Extracted data entries:
#####

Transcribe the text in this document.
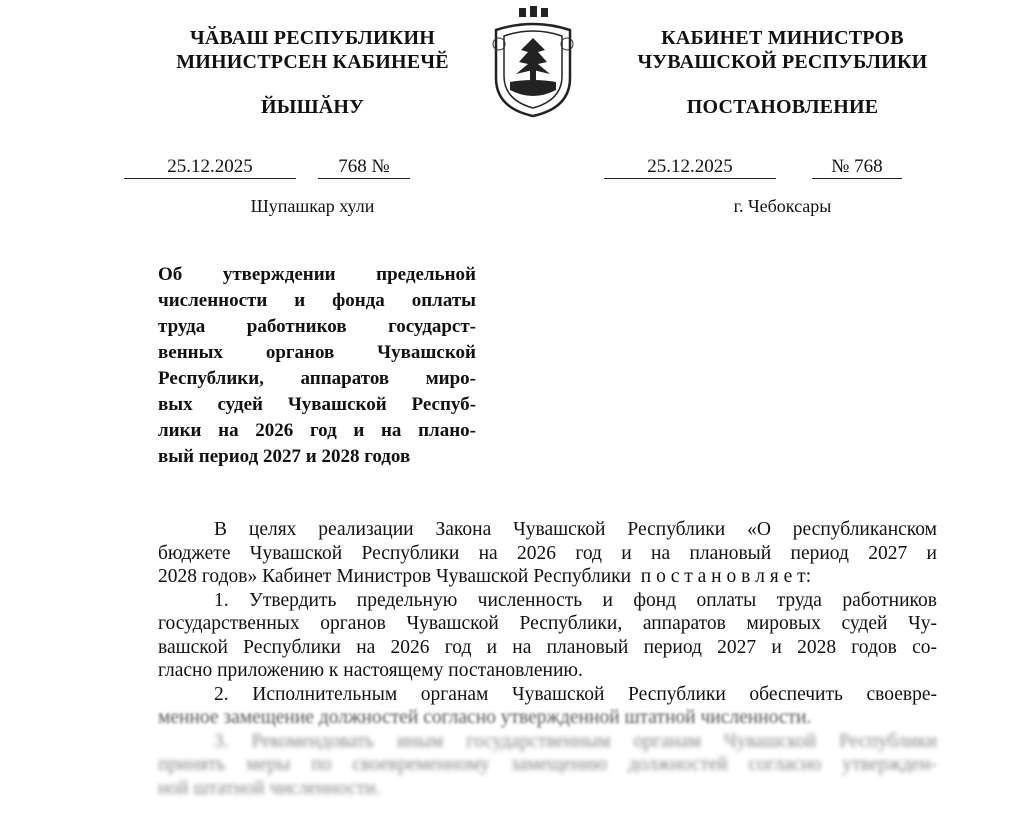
ЧӐВАШ РЕСПУБЛИКИН
МИНИСТРСЕН КАБИНЕЧӖ
ЙЫШӐНУ
КАБИНЕТ МИНИСТРОВ
ЧУВАШСКОЙ РЕСПУБЛИКИ
ПОСТАНОВЛЕНИЕ
25.12.2025	768 №	25.12.2025	№ 768
Шупашкар хули	г. Чебоксары
Об утверждении предельной
численности и фонда оплаты
труда работников государст-
венных органов Чувашской
Республики, аппаратов миро-
вых судей Чувашской Респуб-
лики на 2026 год и на плано-
вый период 2027 и 2028 годов
В целях реализации Закона Чувашской Республики «О республиканском
бюджете Чувашской Республики на 2026 год и на плановый период 2027 и
2028 годов» Кабинет Министров Чувашской Республики  п о с т а н о в л я е т:
1. Утвердить предельную численность и фонд оплаты труда работников
государственных органов Чувашской Республики, аппаратов мировых судей Чу-
вашской Республики на 2026 год и на плановый период 2027 и 2028 годов со-
гласно приложению к настоящему постановлению.
2. Исполнительным органам Чувашской Республики обеспечить своевре-
менное замещение должностей согласно утвержденной штатной численности.
3. Рекомендовать иным государственным органам Чувашской Республики
принять меры по своевременному замещению должностей согласно утвержден-
ной штатной численности.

#####

**Stated task**
Repeat all the records above exactly, leaving out any pictures.

**Result of the task**
Transcribe the text in this document.
ЧӐВАШ РЕСПУБЛИКИН
МИНИСТРСЕН КАБИНЕЧӖ
ЙЫШӐНУ
КАБИНЕТ МИНИСТРОВ
ЧУВАШСКОЙ РЕСПУБЛИКИ
ПОСТАНОВЛЕНИЕ
25.12.2025	768 №	25.12.2025	№ 768
Шупашкар хули	г. Чебоксары
Об утверждении предельной
численности и фонда оплаты
труда работников государст-
венных органов Чувашской
Республики, аппаратов миро-
вых судей Чувашской Респуб-
лики на 2026 год и на плано-
вый период 2027 и 2028 годов
В целях реализации Закона Чувашской Республики «О республиканском
бюджете Чувашской Республики на 2026 год и на плановый период 2027 и
2028 годов» Кабинет Министров Чувашской Республики  п о с т а н о в л я е т:
1. Утвердить предельную численность и фонд оплаты труда работников
государственных органов Чувашской Республики, аппаратов мировых судей Чу-
вашской Республики на 2026 год и на плановый период 2027 и 2028 годов со-
гласно приложению к настоящему постановлению.
2. Исполнительным органам Чувашской Республики обеспечить своевре-
менное замещение должностей согласно утвержденной штатной численности.
3. Рекомендовать иным государственным органам Чувашской Республики
принять меры по своевременному замещению должностей согласно утвержден-
ной штатной численности.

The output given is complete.